* BEGIN *

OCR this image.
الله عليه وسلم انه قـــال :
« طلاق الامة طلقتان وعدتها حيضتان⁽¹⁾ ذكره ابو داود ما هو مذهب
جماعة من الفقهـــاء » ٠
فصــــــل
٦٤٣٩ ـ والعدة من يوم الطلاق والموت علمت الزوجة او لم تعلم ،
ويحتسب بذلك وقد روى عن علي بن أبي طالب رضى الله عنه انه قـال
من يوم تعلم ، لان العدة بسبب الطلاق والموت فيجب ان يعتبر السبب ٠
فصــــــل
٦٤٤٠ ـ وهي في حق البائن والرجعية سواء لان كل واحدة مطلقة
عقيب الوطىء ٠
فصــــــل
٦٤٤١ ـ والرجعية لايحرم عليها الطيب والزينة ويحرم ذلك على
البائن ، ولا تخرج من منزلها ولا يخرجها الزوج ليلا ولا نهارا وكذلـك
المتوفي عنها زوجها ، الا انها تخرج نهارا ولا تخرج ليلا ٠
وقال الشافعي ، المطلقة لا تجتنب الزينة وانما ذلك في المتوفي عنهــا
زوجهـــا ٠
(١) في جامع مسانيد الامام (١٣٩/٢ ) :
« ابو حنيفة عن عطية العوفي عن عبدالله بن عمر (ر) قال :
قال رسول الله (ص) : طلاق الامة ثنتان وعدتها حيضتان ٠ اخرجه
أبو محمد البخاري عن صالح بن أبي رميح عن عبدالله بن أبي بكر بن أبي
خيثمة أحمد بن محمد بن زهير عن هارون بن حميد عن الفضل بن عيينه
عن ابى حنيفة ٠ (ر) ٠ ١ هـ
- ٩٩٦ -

* END *
* BEGIN *

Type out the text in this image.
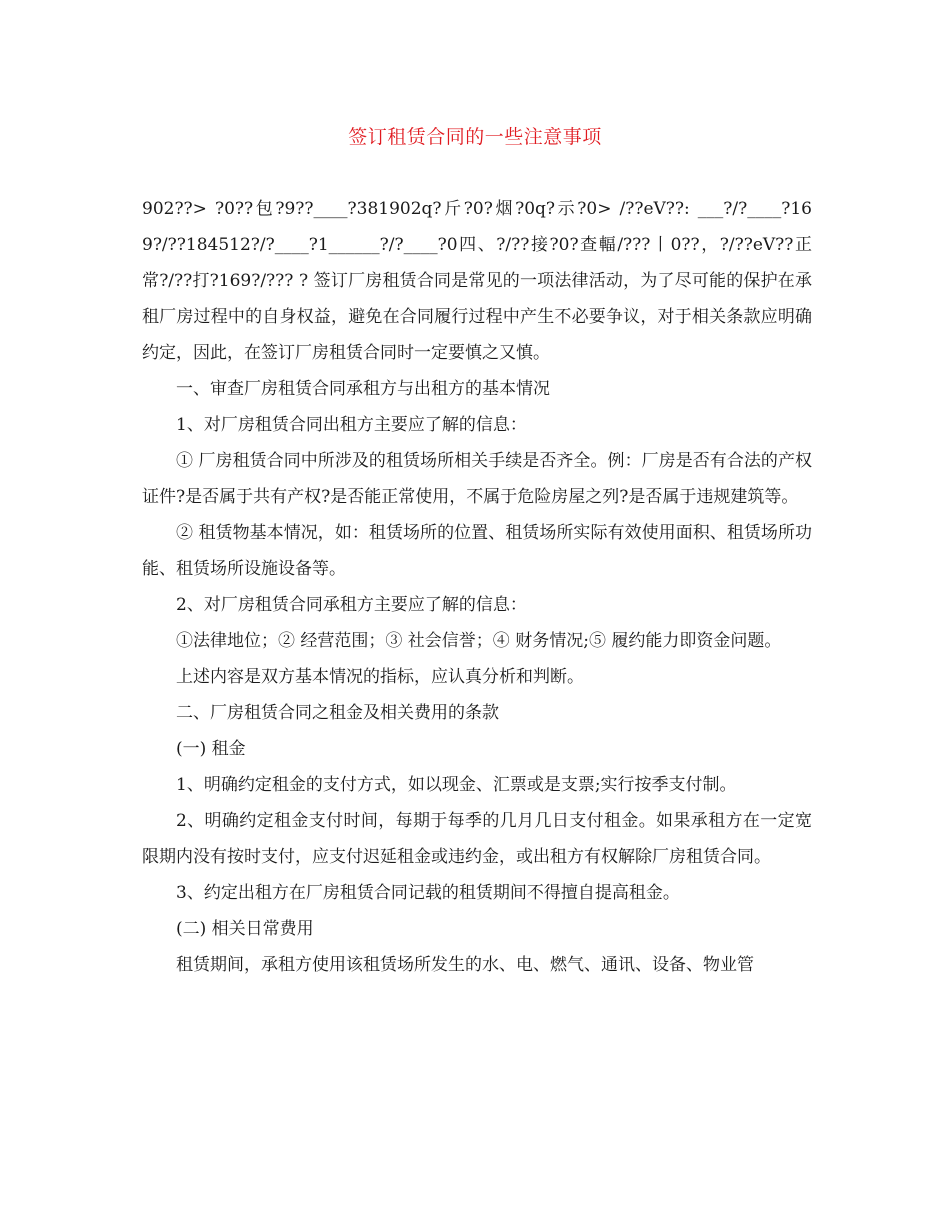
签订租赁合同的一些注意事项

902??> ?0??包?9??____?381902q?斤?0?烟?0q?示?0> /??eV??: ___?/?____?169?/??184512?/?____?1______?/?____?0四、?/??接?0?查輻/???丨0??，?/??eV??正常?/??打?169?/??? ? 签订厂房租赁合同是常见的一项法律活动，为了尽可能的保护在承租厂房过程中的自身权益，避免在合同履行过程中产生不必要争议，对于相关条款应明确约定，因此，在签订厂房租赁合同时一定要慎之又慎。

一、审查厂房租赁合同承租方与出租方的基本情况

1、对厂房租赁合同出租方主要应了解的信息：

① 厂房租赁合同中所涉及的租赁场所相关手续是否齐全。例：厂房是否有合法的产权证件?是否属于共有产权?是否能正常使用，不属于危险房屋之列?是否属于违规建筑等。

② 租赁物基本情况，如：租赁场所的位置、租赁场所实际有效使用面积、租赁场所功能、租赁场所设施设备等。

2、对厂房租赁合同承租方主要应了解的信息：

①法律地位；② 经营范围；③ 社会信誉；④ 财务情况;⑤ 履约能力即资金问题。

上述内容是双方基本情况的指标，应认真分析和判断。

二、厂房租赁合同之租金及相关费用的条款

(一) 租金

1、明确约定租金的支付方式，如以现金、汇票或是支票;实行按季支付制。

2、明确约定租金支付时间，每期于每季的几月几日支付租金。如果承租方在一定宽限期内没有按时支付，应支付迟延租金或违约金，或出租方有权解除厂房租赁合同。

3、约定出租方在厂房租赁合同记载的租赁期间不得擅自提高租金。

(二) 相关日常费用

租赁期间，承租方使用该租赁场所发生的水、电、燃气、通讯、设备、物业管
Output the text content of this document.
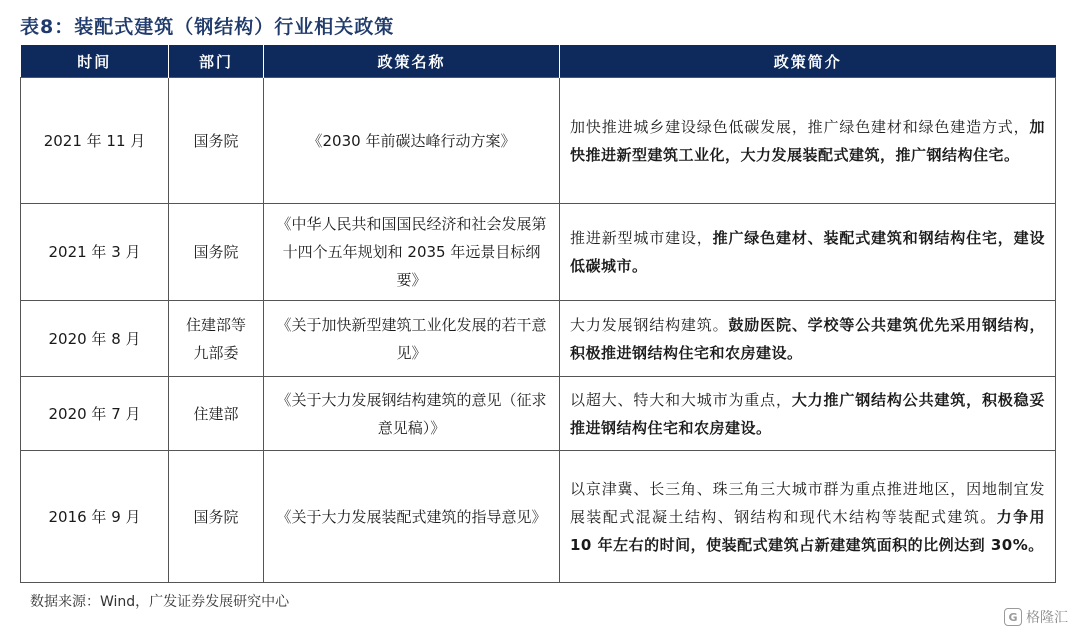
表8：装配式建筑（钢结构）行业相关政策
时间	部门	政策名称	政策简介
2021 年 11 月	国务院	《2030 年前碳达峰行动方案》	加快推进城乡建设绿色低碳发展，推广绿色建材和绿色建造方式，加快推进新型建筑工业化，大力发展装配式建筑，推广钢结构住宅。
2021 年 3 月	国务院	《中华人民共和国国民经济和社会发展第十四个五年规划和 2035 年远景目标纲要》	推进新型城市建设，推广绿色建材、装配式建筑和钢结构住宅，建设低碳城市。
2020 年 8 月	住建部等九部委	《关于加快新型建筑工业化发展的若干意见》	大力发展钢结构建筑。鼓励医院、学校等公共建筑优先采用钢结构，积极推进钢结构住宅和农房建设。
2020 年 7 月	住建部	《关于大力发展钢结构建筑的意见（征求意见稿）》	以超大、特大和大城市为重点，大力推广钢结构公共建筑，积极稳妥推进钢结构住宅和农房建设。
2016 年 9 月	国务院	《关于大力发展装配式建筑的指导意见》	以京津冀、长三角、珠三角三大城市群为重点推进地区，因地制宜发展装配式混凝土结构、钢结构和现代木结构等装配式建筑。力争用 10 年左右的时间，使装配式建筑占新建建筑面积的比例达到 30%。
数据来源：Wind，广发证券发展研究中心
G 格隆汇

* END *

Copy out all lines that carry the word "ليلا".

البائن ، ولا تخرج من منزلها ولا يخرجها الزوج ليلا ولا نهارا وكذلـك
المتوفي عنها زوجها ، الا انها تخرج نهارا ولا تخرج ليلا ٠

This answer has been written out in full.